▸ What to do: Copy every line of the records below where the word "xlabel" occurs.

▸ Records for the exercise:
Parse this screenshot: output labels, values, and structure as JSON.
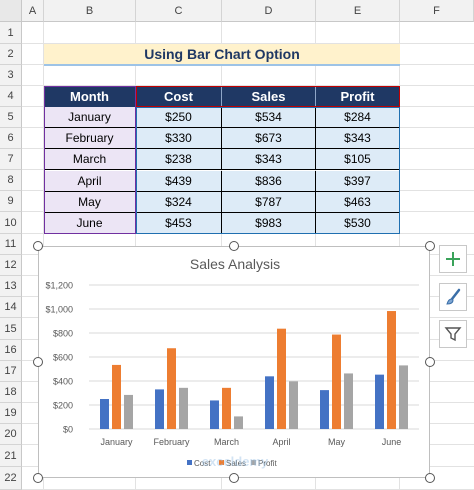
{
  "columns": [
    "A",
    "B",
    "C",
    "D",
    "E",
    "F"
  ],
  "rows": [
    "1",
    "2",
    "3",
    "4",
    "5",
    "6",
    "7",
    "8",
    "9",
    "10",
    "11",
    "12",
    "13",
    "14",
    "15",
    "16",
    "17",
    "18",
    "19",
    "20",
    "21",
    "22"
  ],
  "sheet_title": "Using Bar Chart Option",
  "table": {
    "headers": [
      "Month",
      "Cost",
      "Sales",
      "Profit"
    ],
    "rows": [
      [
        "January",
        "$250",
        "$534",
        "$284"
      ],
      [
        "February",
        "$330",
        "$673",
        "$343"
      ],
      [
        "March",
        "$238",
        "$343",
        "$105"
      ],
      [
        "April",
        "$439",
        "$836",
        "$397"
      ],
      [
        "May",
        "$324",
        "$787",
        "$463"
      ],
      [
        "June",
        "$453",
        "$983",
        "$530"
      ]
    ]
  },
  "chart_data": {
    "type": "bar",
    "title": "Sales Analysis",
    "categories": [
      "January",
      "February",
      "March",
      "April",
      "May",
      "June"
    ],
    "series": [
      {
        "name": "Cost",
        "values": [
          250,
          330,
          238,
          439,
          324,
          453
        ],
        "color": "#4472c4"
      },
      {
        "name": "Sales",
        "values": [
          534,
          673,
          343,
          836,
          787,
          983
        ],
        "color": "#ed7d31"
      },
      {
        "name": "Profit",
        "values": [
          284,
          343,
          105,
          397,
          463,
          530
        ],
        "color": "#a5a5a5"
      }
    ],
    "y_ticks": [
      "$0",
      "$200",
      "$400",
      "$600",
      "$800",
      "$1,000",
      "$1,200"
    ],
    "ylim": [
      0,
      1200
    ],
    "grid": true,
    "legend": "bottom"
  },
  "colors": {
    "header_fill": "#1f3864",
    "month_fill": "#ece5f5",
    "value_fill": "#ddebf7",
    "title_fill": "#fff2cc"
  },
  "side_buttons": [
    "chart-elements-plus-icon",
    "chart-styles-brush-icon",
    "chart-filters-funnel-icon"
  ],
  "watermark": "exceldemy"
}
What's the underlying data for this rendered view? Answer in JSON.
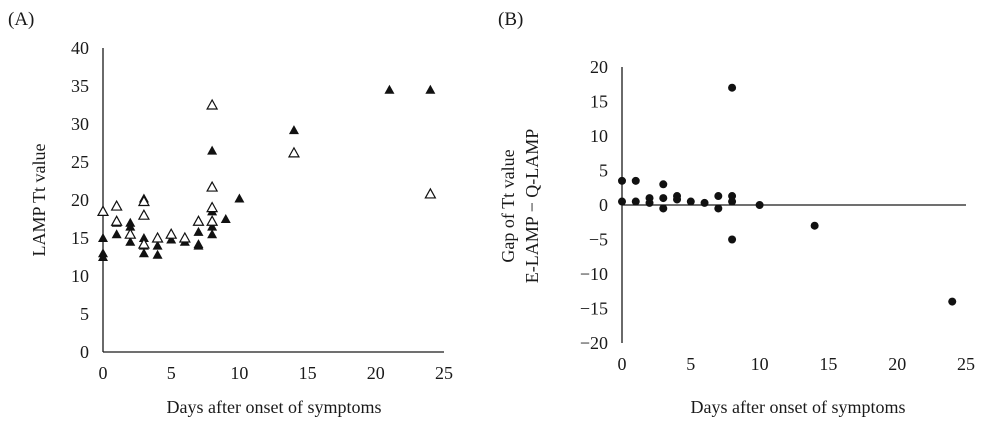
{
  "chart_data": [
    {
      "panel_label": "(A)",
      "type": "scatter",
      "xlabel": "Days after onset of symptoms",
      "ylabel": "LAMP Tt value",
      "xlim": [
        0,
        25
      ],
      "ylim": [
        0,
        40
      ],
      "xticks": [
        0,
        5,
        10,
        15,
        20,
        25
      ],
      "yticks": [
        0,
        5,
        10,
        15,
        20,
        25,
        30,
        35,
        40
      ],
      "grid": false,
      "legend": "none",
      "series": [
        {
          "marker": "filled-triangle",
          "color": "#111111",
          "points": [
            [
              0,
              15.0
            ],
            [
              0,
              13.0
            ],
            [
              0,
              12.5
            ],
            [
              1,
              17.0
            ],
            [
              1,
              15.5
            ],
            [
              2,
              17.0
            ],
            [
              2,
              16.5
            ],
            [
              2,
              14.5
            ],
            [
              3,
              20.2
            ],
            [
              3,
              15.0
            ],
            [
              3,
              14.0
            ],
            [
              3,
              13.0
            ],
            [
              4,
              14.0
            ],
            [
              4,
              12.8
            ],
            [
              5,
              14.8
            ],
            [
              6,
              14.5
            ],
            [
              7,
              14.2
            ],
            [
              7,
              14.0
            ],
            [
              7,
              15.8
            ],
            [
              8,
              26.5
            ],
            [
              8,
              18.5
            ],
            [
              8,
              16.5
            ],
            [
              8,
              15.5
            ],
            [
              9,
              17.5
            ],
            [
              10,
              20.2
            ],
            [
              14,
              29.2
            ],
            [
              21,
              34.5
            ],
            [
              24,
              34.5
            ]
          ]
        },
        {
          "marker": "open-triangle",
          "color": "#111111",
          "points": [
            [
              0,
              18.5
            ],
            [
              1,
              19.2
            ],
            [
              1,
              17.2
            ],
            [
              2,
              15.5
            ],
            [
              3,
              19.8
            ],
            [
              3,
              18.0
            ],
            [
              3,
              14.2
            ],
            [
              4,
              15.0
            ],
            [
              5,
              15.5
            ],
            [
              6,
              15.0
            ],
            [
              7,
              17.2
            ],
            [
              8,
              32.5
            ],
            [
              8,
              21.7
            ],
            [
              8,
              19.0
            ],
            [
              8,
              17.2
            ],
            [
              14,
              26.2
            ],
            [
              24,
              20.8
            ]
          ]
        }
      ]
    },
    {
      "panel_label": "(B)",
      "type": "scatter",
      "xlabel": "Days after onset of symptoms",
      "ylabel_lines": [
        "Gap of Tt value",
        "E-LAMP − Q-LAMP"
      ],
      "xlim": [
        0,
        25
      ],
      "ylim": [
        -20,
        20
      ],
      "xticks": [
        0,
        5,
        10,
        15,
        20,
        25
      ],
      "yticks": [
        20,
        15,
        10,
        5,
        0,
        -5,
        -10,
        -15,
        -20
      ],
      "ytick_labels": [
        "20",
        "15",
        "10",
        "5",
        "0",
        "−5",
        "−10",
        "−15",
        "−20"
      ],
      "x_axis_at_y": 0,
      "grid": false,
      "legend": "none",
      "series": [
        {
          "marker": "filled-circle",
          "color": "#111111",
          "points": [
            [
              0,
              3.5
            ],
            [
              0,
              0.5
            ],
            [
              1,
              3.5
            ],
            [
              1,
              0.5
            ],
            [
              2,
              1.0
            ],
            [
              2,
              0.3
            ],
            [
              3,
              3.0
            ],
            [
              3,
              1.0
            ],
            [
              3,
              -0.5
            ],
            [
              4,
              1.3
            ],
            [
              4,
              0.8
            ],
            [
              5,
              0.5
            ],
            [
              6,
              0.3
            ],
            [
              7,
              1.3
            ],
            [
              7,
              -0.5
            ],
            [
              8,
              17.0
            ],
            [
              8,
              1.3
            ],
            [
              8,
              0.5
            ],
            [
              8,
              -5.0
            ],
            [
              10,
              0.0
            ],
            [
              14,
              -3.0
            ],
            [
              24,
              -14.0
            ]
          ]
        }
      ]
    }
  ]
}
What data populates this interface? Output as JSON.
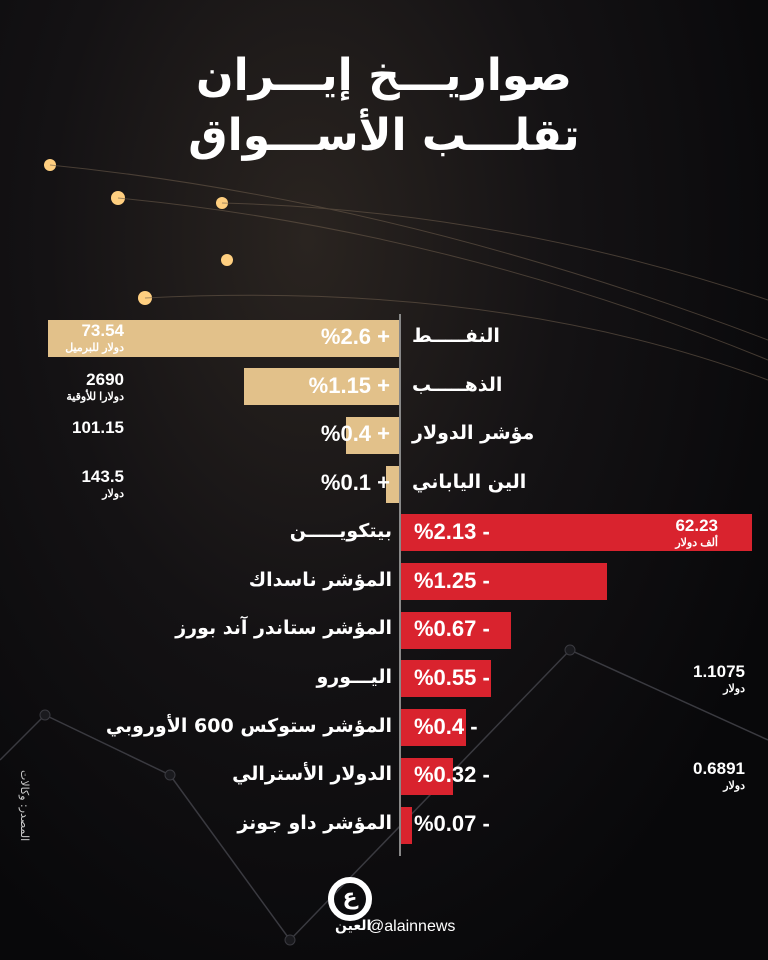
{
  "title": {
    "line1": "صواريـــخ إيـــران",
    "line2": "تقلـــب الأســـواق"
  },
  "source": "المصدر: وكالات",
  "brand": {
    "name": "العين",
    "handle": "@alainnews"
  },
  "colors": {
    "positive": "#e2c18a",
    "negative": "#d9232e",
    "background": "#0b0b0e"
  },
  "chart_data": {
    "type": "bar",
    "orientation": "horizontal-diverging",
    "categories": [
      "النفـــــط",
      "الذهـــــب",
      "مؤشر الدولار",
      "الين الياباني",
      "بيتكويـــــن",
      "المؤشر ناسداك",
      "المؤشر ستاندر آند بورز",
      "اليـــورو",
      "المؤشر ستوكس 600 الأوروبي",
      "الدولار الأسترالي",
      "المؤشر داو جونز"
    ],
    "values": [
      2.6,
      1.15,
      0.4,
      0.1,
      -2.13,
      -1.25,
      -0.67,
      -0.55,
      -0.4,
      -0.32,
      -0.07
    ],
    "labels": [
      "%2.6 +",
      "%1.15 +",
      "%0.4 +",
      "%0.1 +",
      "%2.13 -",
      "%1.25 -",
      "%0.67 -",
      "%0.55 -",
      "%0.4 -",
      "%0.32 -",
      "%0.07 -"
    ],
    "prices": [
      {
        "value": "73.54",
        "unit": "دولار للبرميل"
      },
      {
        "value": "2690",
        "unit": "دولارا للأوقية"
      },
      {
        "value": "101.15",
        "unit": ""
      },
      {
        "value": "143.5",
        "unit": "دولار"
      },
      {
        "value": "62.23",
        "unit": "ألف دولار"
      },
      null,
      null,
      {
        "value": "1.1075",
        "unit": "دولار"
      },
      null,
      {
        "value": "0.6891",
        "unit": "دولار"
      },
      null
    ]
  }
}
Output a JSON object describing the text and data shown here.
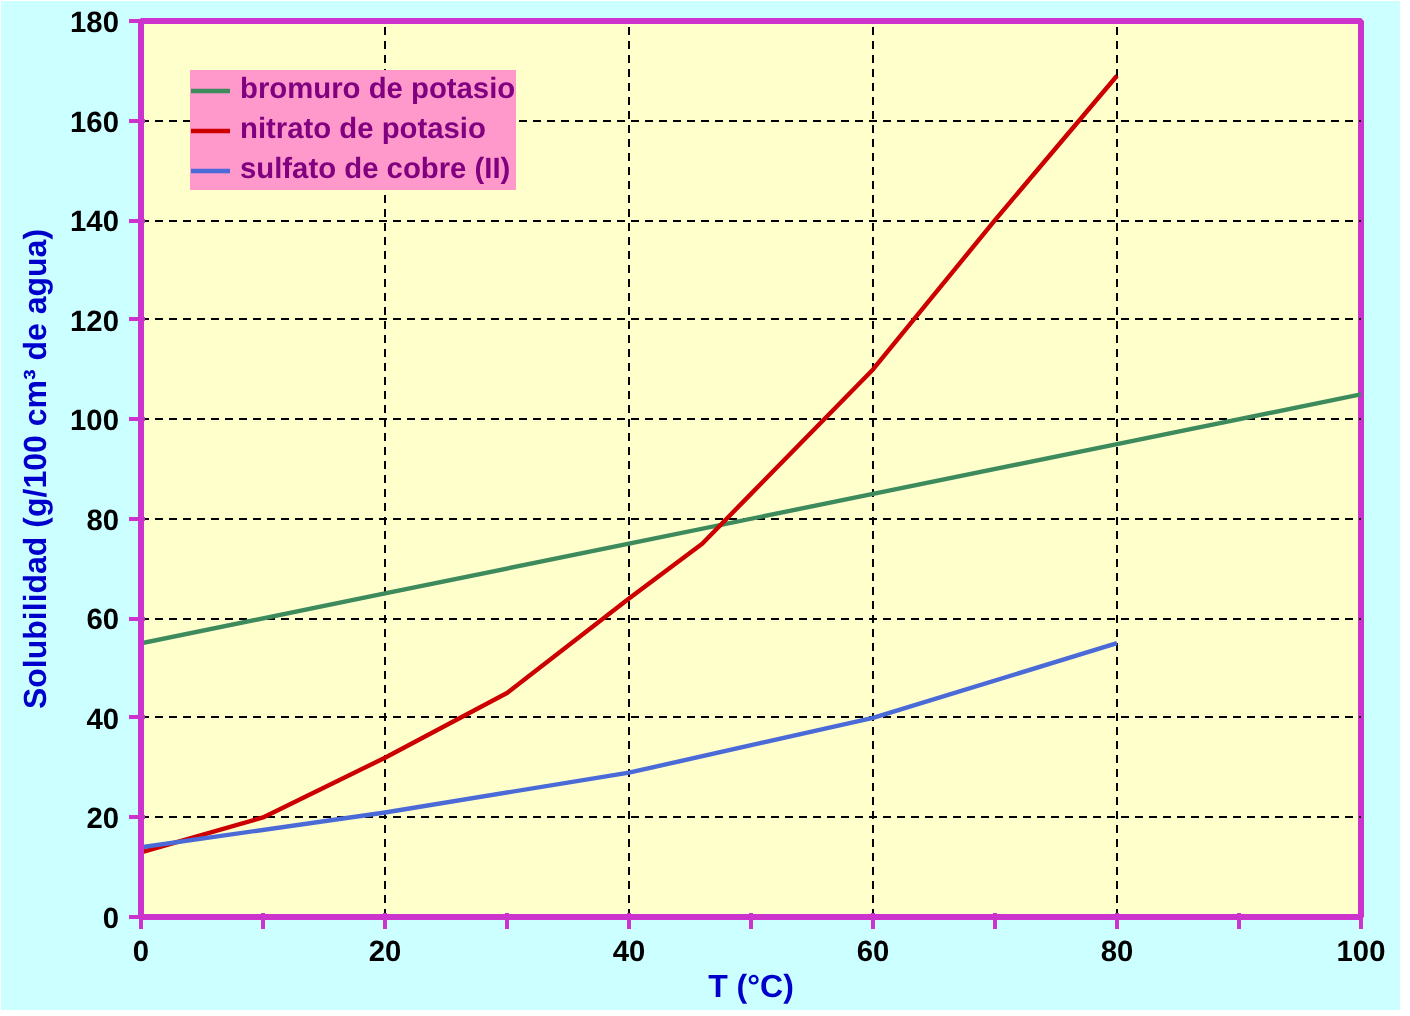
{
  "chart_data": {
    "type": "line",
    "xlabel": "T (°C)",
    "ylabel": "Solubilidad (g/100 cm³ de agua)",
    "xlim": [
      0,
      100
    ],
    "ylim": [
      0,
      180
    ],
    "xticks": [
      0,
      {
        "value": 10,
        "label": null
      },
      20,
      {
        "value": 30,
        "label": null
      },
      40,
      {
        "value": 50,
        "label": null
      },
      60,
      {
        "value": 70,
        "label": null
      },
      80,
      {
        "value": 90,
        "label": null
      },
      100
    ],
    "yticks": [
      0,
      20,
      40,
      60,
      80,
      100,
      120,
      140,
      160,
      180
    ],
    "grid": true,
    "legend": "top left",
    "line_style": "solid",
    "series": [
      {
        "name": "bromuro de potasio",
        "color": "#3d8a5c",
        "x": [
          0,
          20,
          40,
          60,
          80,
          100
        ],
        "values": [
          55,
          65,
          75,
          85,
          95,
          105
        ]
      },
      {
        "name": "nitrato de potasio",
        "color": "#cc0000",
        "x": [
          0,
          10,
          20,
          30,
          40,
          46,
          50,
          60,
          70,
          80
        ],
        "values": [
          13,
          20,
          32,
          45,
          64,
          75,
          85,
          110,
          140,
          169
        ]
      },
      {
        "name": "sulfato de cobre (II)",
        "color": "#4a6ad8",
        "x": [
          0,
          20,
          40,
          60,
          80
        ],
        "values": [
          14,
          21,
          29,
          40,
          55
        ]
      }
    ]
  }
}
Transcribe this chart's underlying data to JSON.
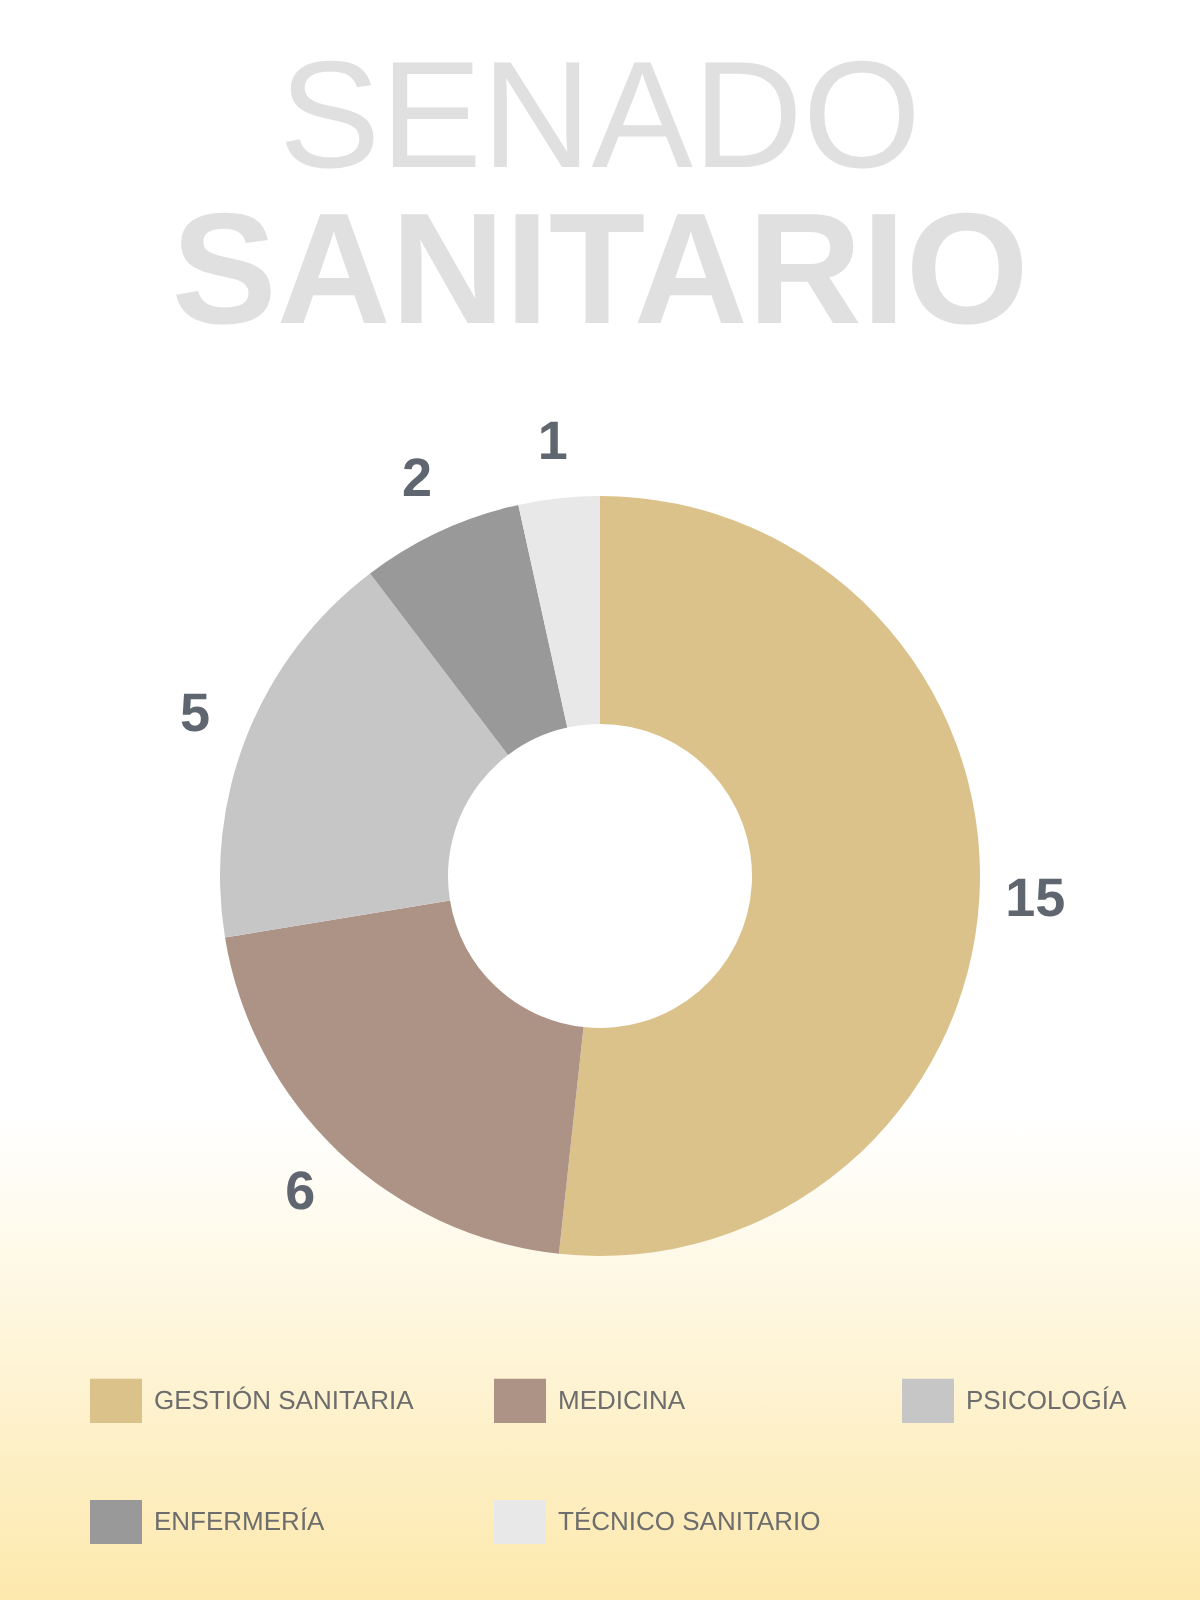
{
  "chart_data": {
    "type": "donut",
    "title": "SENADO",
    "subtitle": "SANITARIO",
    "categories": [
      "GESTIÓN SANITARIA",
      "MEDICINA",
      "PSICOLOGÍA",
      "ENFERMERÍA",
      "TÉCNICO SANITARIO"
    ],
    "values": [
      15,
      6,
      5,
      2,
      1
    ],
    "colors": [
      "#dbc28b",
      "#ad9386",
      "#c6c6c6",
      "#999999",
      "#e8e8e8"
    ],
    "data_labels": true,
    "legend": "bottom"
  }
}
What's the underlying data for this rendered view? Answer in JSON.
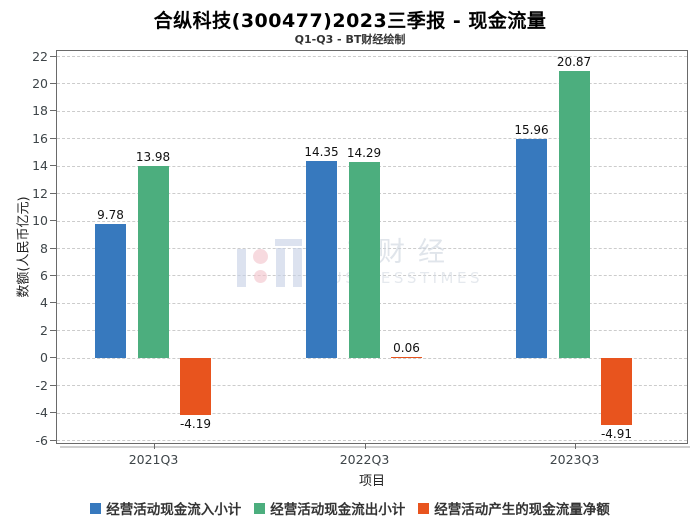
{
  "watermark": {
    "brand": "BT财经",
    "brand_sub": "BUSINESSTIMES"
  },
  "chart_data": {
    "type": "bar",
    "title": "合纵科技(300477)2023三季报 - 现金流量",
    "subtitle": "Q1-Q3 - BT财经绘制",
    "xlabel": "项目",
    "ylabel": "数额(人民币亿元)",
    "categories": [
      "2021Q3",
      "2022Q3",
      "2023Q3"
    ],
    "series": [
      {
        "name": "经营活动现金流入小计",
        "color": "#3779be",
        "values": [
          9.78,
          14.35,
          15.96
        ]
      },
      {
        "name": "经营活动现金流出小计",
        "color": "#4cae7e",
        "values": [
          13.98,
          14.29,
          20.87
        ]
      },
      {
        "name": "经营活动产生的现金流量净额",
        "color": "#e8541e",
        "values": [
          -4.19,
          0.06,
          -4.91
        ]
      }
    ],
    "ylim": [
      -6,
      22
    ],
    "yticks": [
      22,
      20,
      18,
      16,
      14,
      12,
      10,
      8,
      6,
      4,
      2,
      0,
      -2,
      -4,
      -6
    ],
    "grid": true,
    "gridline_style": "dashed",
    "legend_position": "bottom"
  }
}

▸ Expected answer:
      "xlabel": "Days after onset of symptoms",
      "xlabel": "Days after onset of symptoms",
    "xlabel": "T (°C)",
    "xlabel": "项目",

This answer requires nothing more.